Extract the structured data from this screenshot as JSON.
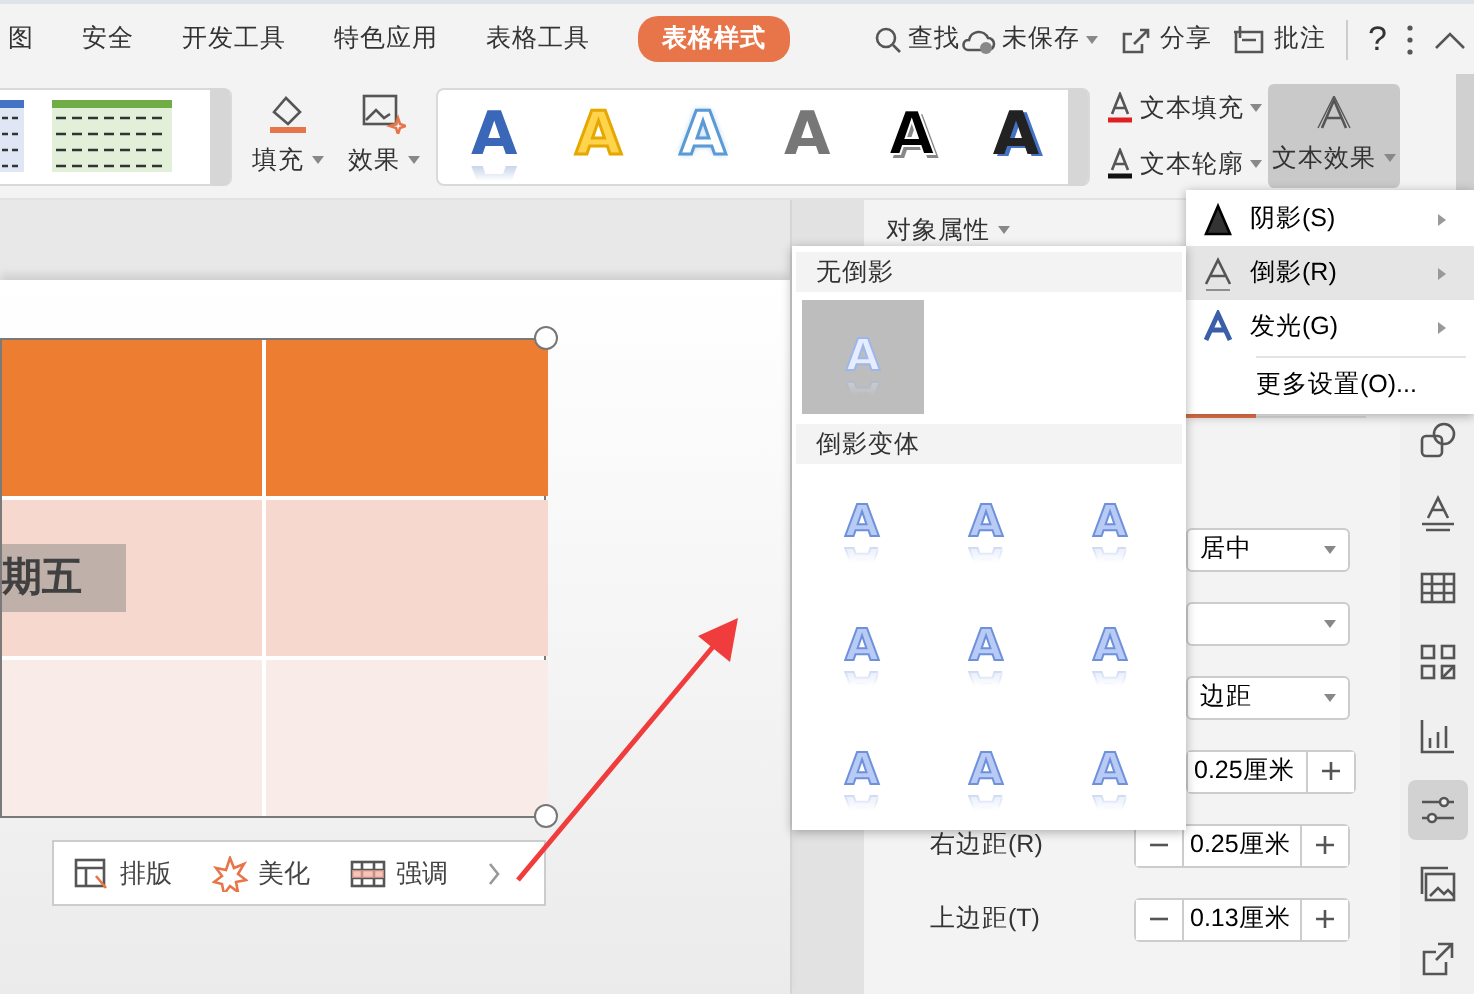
{
  "menu_bar": {
    "tabs": [
      {
        "label": "图",
        "selected": false
      },
      {
        "label": "安全",
        "selected": false
      },
      {
        "label": "开发工具",
        "selected": false
      },
      {
        "label": "特色应用",
        "selected": false
      },
      {
        "label": "表格工具",
        "selected": false
      },
      {
        "label": "表格样式",
        "selected": true
      }
    ],
    "search": "查找",
    "actions": [
      {
        "label": "未保存",
        "kind": "cloud"
      },
      {
        "label": "分享",
        "kind": "share"
      },
      {
        "label": "批注",
        "kind": "comment"
      }
    ],
    "help": "?"
  },
  "ribbon": {
    "fill_button": "填充",
    "effect_button": "效果",
    "text_styles": [
      {
        "kind": "blue",
        "letter": "A"
      },
      {
        "kind": "yellow",
        "letter": "A"
      },
      {
        "kind": "outline",
        "letter": "A"
      },
      {
        "kind": "gray",
        "letter": "A"
      },
      {
        "kind": "black",
        "letter": "A"
      },
      {
        "kind": "offset",
        "letter": "A"
      }
    ],
    "text_fill": "文本填充",
    "text_outline": "文本轮廓",
    "text_effect": {
      "label": "文本效果",
      "selected": true
    }
  },
  "effects_menu": {
    "items": [
      {
        "label": "阴影(S)",
        "kind": "shadow",
        "selected": false
      },
      {
        "label": "倒影(R)",
        "kind": "reflection",
        "selected": true
      },
      {
        "label": "发光(G)",
        "kind": "glow",
        "selected": false
      }
    ],
    "more": "更多设置(O)..."
  },
  "reflection_menu": {
    "none_header": "无倒影",
    "none_option": {
      "letter": "A",
      "selected": true
    },
    "variants_header": "倒影变体",
    "variants": [
      {
        "letter": "A",
        "selected": false
      },
      {
        "letter": "A",
        "selected": false
      },
      {
        "letter": "A",
        "selected": false
      },
      {
        "letter": "A",
        "selected": false
      },
      {
        "letter": "A",
        "selected": false
      },
      {
        "letter": "A",
        "selected": false
      },
      {
        "letter": "A",
        "selected": false
      },
      {
        "letter": "A",
        "selected": false
      },
      {
        "letter": "A",
        "selected": false
      }
    ]
  },
  "pane": {
    "title": "对象属性",
    "dropdowns": [
      {
        "kind": "select",
        "value": "居中"
      },
      {
        "kind": "select"
      },
      {
        "kind": "select",
        "value": "边距"
      }
    ],
    "spinners": [
      {
        "value": "0.25厘米"
      },
      {
        "label": "右边距(R)",
        "value": "0.25厘米"
      },
      {
        "label": "上边距(T)",
        "value": "0.13厘米"
      }
    ]
  },
  "sidebar": [
    {
      "kind": "shapes",
      "selected": false
    },
    {
      "kind": "text",
      "selected": false
    },
    {
      "kind": "table",
      "selected": false
    },
    {
      "kind": "grid",
      "selected": false
    },
    {
      "kind": "chart",
      "selected": false
    },
    {
      "kind": "sliders",
      "selected": true
    },
    {
      "kind": "picture",
      "selected": false
    },
    {
      "kind": "share",
      "selected": false
    }
  ],
  "slide": {
    "table_rows": [
      {
        "color": "#ed7d31"
      },
      {
        "color": "#f7d8cf",
        "text": "期五"
      },
      {
        "color": "#f9ebe8"
      }
    ]
  },
  "mini_toolbar": [
    {
      "label": "排版",
      "kind": "layout"
    },
    {
      "label": "美化",
      "kind": "beautify"
    },
    {
      "label": "强调",
      "kind": "emphasis"
    }
  ]
}
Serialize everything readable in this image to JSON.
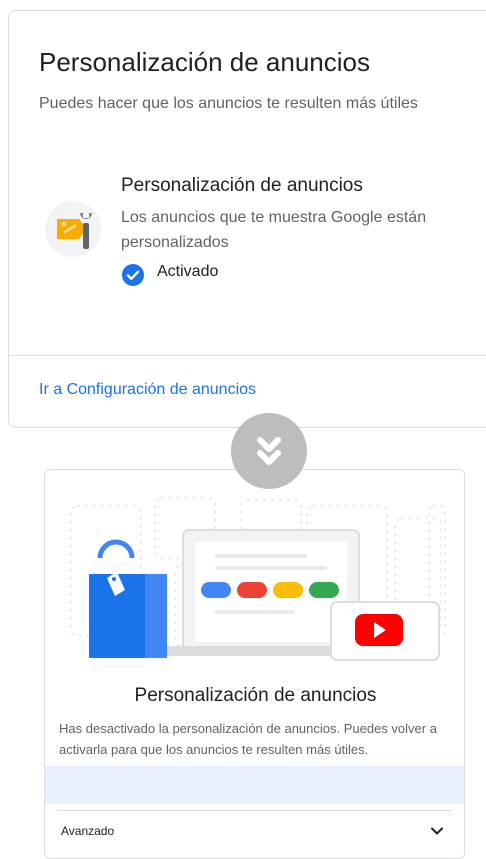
{
  "ads_card": {
    "title": "Personalización de anuncios",
    "subtitle": "Puedes hacer que los anuncios te resulten más útiles",
    "setting": {
      "title": "Personalización de anuncios",
      "description": "Los anuncios que te muestra Google están personalizados",
      "status": "Activado",
      "icon": "ad-settings-icon"
    },
    "link": "Ir a Configuración de anuncios"
  },
  "transition_icon": "double-chevron-down-icon",
  "disabled_card": {
    "title": "Personalización de anuncios",
    "description": "Has desactivado la personalización de anuncios. Puedes volver a activarla para que los anuncios te resulten más útiles.",
    "advanced_label": "Avanzado"
  },
  "colors": {
    "link": "#1a73e8",
    "check": "#1a73e8",
    "banner": "#e8f0fe",
    "google_blue": "#4285f4",
    "google_red": "#ea4335",
    "google_yellow": "#fbbc04",
    "google_green": "#34a853",
    "youtube_red": "#ff0000"
  }
}
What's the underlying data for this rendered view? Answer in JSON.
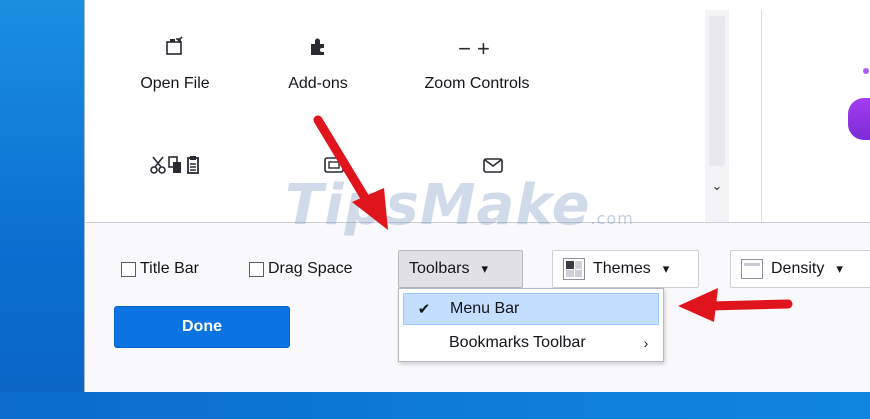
{
  "toolbar_items": [
    {
      "icon": "open-file-icon",
      "label": "Open File"
    },
    {
      "icon": "puzzle-icon",
      "label": "Add-ons"
    },
    {
      "icon": "zoom-icon",
      "glyph": "−+",
      "label": "Zoom Controls"
    },
    {
      "icon": "cut-copy-paste-icon",
      "label": ""
    },
    {
      "icon": "screenshot-icon",
      "label": ""
    },
    {
      "icon": "email-icon",
      "label": ""
    }
  ],
  "bottom": {
    "title_bar": "Title Bar",
    "drag_space": "Drag Space",
    "toolbars": "Toolbars",
    "themes": "Themes",
    "density": "Density",
    "done": "Done"
  },
  "toolbars_menu": {
    "items": [
      {
        "label": "Menu Bar",
        "checked": true
      },
      {
        "label": "Bookmarks Toolbar",
        "submenu": true
      }
    ]
  },
  "watermark": {
    "text": "TipsMake",
    "domain": ".com"
  },
  "colors": {
    "accent": "#0b74e3",
    "arrow": "#e0141c",
    "menu_highlight": "#c3deff",
    "desktop": "#0a6fd0"
  }
}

------------

## [TASK BRIEF]
Retype verbatim only the lines beginning with the line that contains "Serialize everything readable" and ending with the last line of the listing above; pictures are to be excluded.

## [EXERCISE RESPONSE]
Serialize everything readable in this image to JSON.
{
  "ads_card": {
    "title": "Personalización de anuncios",
    "subtitle": "Puedes hacer que los anuncios te resulten más útiles",
    "setting": {
      "title": "Personalización de anuncios",
      "description": "Los anuncios que te muestra Google están personalizados",
      "status": "Activado",
      "icon": "ad-settings-icon"
    },
    "link": "Ir a Configuración de anuncios"
  },
  "transition_icon": "double-chevron-down-icon",
  "disabled_card": {
    "title": "Personalización de anuncios",
    "description": "Has desactivado la personalización de anuncios. Puedes volver a activarla para que los anuncios te resulten más útiles.",
    "advanced_label": "Avanzado"
  },
  "colors": {
    "link": "#1a73e8",
    "check": "#1a73e8",
    "banner": "#e8f0fe",
    "google_blue": "#4285f4",
    "google_red": "#ea4335",
    "google_yellow": "#fbbc04",
    "google_green": "#34a853",
    "youtube_red": "#ff0000"
  }
}
What's the underlying data for this rendered view? Answer in JSON.
{
  "toolbar_items": [
    {
      "icon": "open-file-icon",
      "label": "Open File"
    },
    {
      "icon": "puzzle-icon",
      "label": "Add-ons"
    },
    {
      "icon": "zoom-icon",
      "glyph": "−+",
      "label": "Zoom Controls"
    },
    {
      "icon": "cut-copy-paste-icon",
      "label": ""
    },
    {
      "icon": "screenshot-icon",
      "label": ""
    },
    {
      "icon": "email-icon",
      "label": ""
    }
  ],
  "bottom": {
    "title_bar": "Title Bar",
    "drag_space": "Drag Space",
    "toolbars": "Toolbars",
    "themes": "Themes",
    "density": "Density",
    "done": "Done"
  },
  "toolbars_menu": {
    "items": [
      {
        "label": "Menu Bar",
        "checked": true
      },
      {
        "label": "Bookmarks Toolbar",
        "submenu": true
      }
    ]
  },
  "watermark": {
    "text": "TipsMake",
    "domain": ".com"
  },
  "colors": {
    "accent": "#0b74e3",
    "arrow": "#e0141c",
    "menu_highlight": "#c3deff",
    "desktop": "#0a6fd0"
  }
}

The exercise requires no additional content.